■ Set problem:
Each entry below is to be given again word for word, with no pictures.

# # # #

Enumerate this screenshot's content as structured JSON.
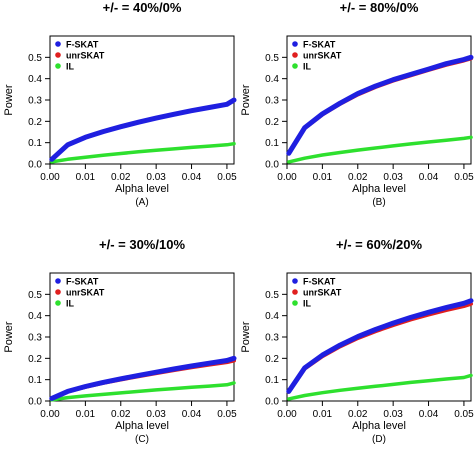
{
  "chart_data": [
    {
      "type": "line",
      "title": "+/- = 40%/0%",
      "panel_label": "(A)",
      "xlabel": "Alpha level",
      "ylabel": "Power",
      "xlim": [
        0,
        0.052
      ],
      "ylim": [
        0,
        0.6
      ],
      "x_ticks": [
        "0.00",
        "0.01",
        "0.02",
        "0.03",
        "0.04",
        "0.05"
      ],
      "y_ticks": [
        "0.0",
        "0.1",
        "0.2",
        "0.3",
        "0.4",
        "0.5"
      ],
      "legend": "top-left",
      "x": [
        0.0005,
        0.005,
        0.01,
        0.015,
        0.02,
        0.025,
        0.03,
        0.035,
        0.04,
        0.045,
        0.05,
        0.052
      ],
      "series": [
        {
          "name": "F-SKAT",
          "color": "#1f1fe0",
          "values": [
            0.022,
            0.09,
            0.125,
            0.152,
            0.175,
            0.196,
            0.215,
            0.233,
            0.25,
            0.265,
            0.28,
            0.3
          ]
        },
        {
          "name": "unrSKAT",
          "color": "#e01f1f",
          "values": [
            0.022,
            0.09,
            0.125,
            0.152,
            0.175,
            0.196,
            0.215,
            0.233,
            0.25,
            0.265,
            0.28,
            0.3
          ]
        },
        {
          "name": "IL",
          "color": "#2ee02e",
          "values": [
            0.01,
            0.022,
            0.032,
            0.041,
            0.049,
            0.057,
            0.064,
            0.071,
            0.078,
            0.084,
            0.09,
            0.095
          ]
        }
      ]
    },
    {
      "type": "line",
      "title": "+/- = 80%/0%",
      "panel_label": "(B)",
      "xlabel": "Alpha level",
      "ylabel": "Power",
      "xlim": [
        0,
        0.052
      ],
      "ylim": [
        0,
        0.6
      ],
      "x_ticks": [
        "0.00",
        "0.01",
        "0.02",
        "0.03",
        "0.04",
        "0.05"
      ],
      "y_ticks": [
        "0.0",
        "0.1",
        "0.2",
        "0.3",
        "0.4",
        "0.5"
      ],
      "legend": "top-left",
      "x": [
        0.0005,
        0.005,
        0.01,
        0.015,
        0.02,
        0.025,
        0.03,
        0.035,
        0.04,
        0.045,
        0.05,
        0.052
      ],
      "series": [
        {
          "name": "F-SKAT",
          "color": "#1f1fe0",
          "values": [
            0.05,
            0.17,
            0.235,
            0.285,
            0.33,
            0.365,
            0.395,
            0.42,
            0.445,
            0.47,
            0.49,
            0.5
          ]
        },
        {
          "name": "unrSKAT",
          "color": "#e01f1f",
          "values": [
            0.05,
            0.168,
            0.232,
            0.282,
            0.326,
            0.361,
            0.391,
            0.416,
            0.441,
            0.465,
            0.485,
            0.495
          ]
        },
        {
          "name": "IL",
          "color": "#2ee02e",
          "values": [
            0.01,
            0.027,
            0.042,
            0.054,
            0.065,
            0.075,
            0.085,
            0.094,
            0.103,
            0.111,
            0.12,
            0.125
          ]
        }
      ]
    },
    {
      "type": "line",
      "title": "+/- = 30%/10%",
      "panel_label": "(C)",
      "xlabel": "Alpha level",
      "ylabel": "Power",
      "xlim": [
        0,
        0.052
      ],
      "ylim": [
        0,
        0.6
      ],
      "x_ticks": [
        "0.00",
        "0.01",
        "0.02",
        "0.03",
        "0.04",
        "0.05"
      ],
      "y_ticks": [
        "0.0",
        "0.1",
        "0.2",
        "0.3",
        "0.4",
        "0.5"
      ],
      "legend": "top-left",
      "x": [
        0.0005,
        0.005,
        0.01,
        0.015,
        0.02,
        0.025,
        0.03,
        0.035,
        0.04,
        0.045,
        0.05,
        0.052
      ],
      "series": [
        {
          "name": "F-SKAT",
          "color": "#1f1fe0",
          "values": [
            0.012,
            0.045,
            0.068,
            0.087,
            0.104,
            0.12,
            0.135,
            0.15,
            0.164,
            0.177,
            0.19,
            0.2
          ]
        },
        {
          "name": "unrSKAT",
          "color": "#e01f1f",
          "values": [
            0.012,
            0.044,
            0.066,
            0.085,
            0.101,
            0.116,
            0.131,
            0.145,
            0.158,
            0.17,
            0.182,
            0.19
          ]
        },
        {
          "name": "IL",
          "color": "#2ee02e",
          "values": [
            0.005,
            0.016,
            0.024,
            0.031,
            0.038,
            0.045,
            0.052,
            0.058,
            0.064,
            0.07,
            0.076,
            0.085
          ]
        }
      ]
    },
    {
      "type": "line",
      "title": "+/- = 60%/20%",
      "panel_label": "(D)",
      "xlabel": "Alpha level",
      "ylabel": "Power",
      "xlim": [
        0,
        0.052
      ],
      "ylim": [
        0,
        0.6
      ],
      "x_ticks": [
        "0.00",
        "0.01",
        "0.02",
        "0.03",
        "0.04",
        "0.05"
      ],
      "y_ticks": [
        "0.0",
        "0.1",
        "0.2",
        "0.3",
        "0.4",
        "0.5"
      ],
      "legend": "top-left",
      "x": [
        0.0005,
        0.005,
        0.01,
        0.015,
        0.02,
        0.025,
        0.03,
        0.035,
        0.04,
        0.045,
        0.05,
        0.052
      ],
      "series": [
        {
          "name": "F-SKAT",
          "color": "#1f1fe0",
          "values": [
            0.045,
            0.155,
            0.215,
            0.262,
            0.302,
            0.335,
            0.365,
            0.392,
            0.416,
            0.438,
            0.458,
            0.47
          ]
        },
        {
          "name": "unrSKAT",
          "color": "#e01f1f",
          "values": [
            0.044,
            0.152,
            0.21,
            0.256,
            0.295,
            0.327,
            0.356,
            0.382,
            0.405,
            0.426,
            0.445,
            0.455
          ]
        },
        {
          "name": "IL",
          "color": "#2ee02e",
          "values": [
            0.01,
            0.026,
            0.039,
            0.05,
            0.06,
            0.069,
            0.078,
            0.087,
            0.095,
            0.103,
            0.11,
            0.12
          ]
        }
      ]
    }
  ]
}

# # # #

■ Written solution:
Enumerate this screenshot's content as structured JSON.
{
  "chart_data": [
    {
      "type": "line",
      "title": "+/- = 40%/0%",
      "panel_label": "(A)",
      "xlabel": "Alpha level",
      "ylabel": "Power",
      "xlim": [
        0,
        0.052
      ],
      "ylim": [
        0,
        0.6
      ],
      "x_ticks": [
        "0.00",
        "0.01",
        "0.02",
        "0.03",
        "0.04",
        "0.05"
      ],
      "y_ticks": [
        "0.0",
        "0.1",
        "0.2",
        "0.3",
        "0.4",
        "0.5"
      ],
      "legend": "top-left",
      "x": [
        0.0005,
        0.005,
        0.01,
        0.015,
        0.02,
        0.025,
        0.03,
        0.035,
        0.04,
        0.045,
        0.05,
        0.052
      ],
      "series": [
        {
          "name": "F-SKAT",
          "color": "#1f1fe0",
          "values": [
            0.022,
            0.09,
            0.125,
            0.152,
            0.175,
            0.196,
            0.215,
            0.233,
            0.25,
            0.265,
            0.28,
            0.3
          ]
        },
        {
          "name": "unrSKAT",
          "color": "#e01f1f",
          "values": [
            0.022,
            0.09,
            0.125,
            0.152,
            0.175,
            0.196,
            0.215,
            0.233,
            0.25,
            0.265,
            0.28,
            0.3
          ]
        },
        {
          "name": "IL",
          "color": "#2ee02e",
          "values": [
            0.01,
            0.022,
            0.032,
            0.041,
            0.049,
            0.057,
            0.064,
            0.071,
            0.078,
            0.084,
            0.09,
            0.095
          ]
        }
      ]
    },
    {
      "type": "line",
      "title": "+/- = 80%/0%",
      "panel_label": "(B)",
      "xlabel": "Alpha level",
      "ylabel": "Power",
      "xlim": [
        0,
        0.052
      ],
      "ylim": [
        0,
        0.6
      ],
      "x_ticks": [
        "0.00",
        "0.01",
        "0.02",
        "0.03",
        "0.04",
        "0.05"
      ],
      "y_ticks": [
        "0.0",
        "0.1",
        "0.2",
        "0.3",
        "0.4",
        "0.5"
      ],
      "legend": "top-left",
      "x": [
        0.0005,
        0.005,
        0.01,
        0.015,
        0.02,
        0.025,
        0.03,
        0.035,
        0.04,
        0.045,
        0.05,
        0.052
      ],
      "series": [
        {
          "name": "F-SKAT",
          "color": "#1f1fe0",
          "values": [
            0.05,
            0.17,
            0.235,
            0.285,
            0.33,
            0.365,
            0.395,
            0.42,
            0.445,
            0.47,
            0.49,
            0.5
          ]
        },
        {
          "name": "unrSKAT",
          "color": "#e01f1f",
          "values": [
            0.05,
            0.168,
            0.232,
            0.282,
            0.326,
            0.361,
            0.391,
            0.416,
            0.441,
            0.465,
            0.485,
            0.495
          ]
        },
        {
          "name": "IL",
          "color": "#2ee02e",
          "values": [
            0.01,
            0.027,
            0.042,
            0.054,
            0.065,
            0.075,
            0.085,
            0.094,
            0.103,
            0.111,
            0.12,
            0.125
          ]
        }
      ]
    },
    {
      "type": "line",
      "title": "+/- = 30%/10%",
      "panel_label": "(C)",
      "xlabel": "Alpha level",
      "ylabel": "Power",
      "xlim": [
        0,
        0.052
      ],
      "ylim": [
        0,
        0.6
      ],
      "x_ticks": [
        "0.00",
        "0.01",
        "0.02",
        "0.03",
        "0.04",
        "0.05"
      ],
      "y_ticks": [
        "0.0",
        "0.1",
        "0.2",
        "0.3",
        "0.4",
        "0.5"
      ],
      "legend": "top-left",
      "x": [
        0.0005,
        0.005,
        0.01,
        0.015,
        0.02,
        0.025,
        0.03,
        0.035,
        0.04,
        0.045,
        0.05,
        0.052
      ],
      "series": [
        {
          "name": "F-SKAT",
          "color": "#1f1fe0",
          "values": [
            0.012,
            0.045,
            0.068,
            0.087,
            0.104,
            0.12,
            0.135,
            0.15,
            0.164,
            0.177,
            0.19,
            0.2
          ]
        },
        {
          "name": "unrSKAT",
          "color": "#e01f1f",
          "values": [
            0.012,
            0.044,
            0.066,
            0.085,
            0.101,
            0.116,
            0.131,
            0.145,
            0.158,
            0.17,
            0.182,
            0.19
          ]
        },
        {
          "name": "IL",
          "color": "#2ee02e",
          "values": [
            0.005,
            0.016,
            0.024,
            0.031,
            0.038,
            0.045,
            0.052,
            0.058,
            0.064,
            0.07,
            0.076,
            0.085
          ]
        }
      ]
    },
    {
      "type": "line",
      "title": "+/- = 60%/20%",
      "panel_label": "(D)",
      "xlabel": "Alpha level",
      "ylabel": "Power",
      "xlim": [
        0,
        0.052
      ],
      "ylim": [
        0,
        0.6
      ],
      "x_ticks": [
        "0.00",
        "0.01",
        "0.02",
        "0.03",
        "0.04",
        "0.05"
      ],
      "y_ticks": [
        "0.0",
        "0.1",
        "0.2",
        "0.3",
        "0.4",
        "0.5"
      ],
      "legend": "top-left",
      "x": [
        0.0005,
        0.005,
        0.01,
        0.015,
        0.02,
        0.025,
        0.03,
        0.035,
        0.04,
        0.045,
        0.05,
        0.052
      ],
      "series": [
        {
          "name": "F-SKAT",
          "color": "#1f1fe0",
          "values": [
            0.045,
            0.155,
            0.215,
            0.262,
            0.302,
            0.335,
            0.365,
            0.392,
            0.416,
            0.438,
            0.458,
            0.47
          ]
        },
        {
          "name": "unrSKAT",
          "color": "#e01f1f",
          "values": [
            0.044,
            0.152,
            0.21,
            0.256,
            0.295,
            0.327,
            0.356,
            0.382,
            0.405,
            0.426,
            0.445,
            0.455
          ]
        },
        {
          "name": "IL",
          "color": "#2ee02e",
          "values": [
            0.01,
            0.026,
            0.039,
            0.05,
            0.06,
            0.069,
            0.078,
            0.087,
            0.095,
            0.103,
            0.11,
            0.12
          ]
        }
      ]
    }
  ]
}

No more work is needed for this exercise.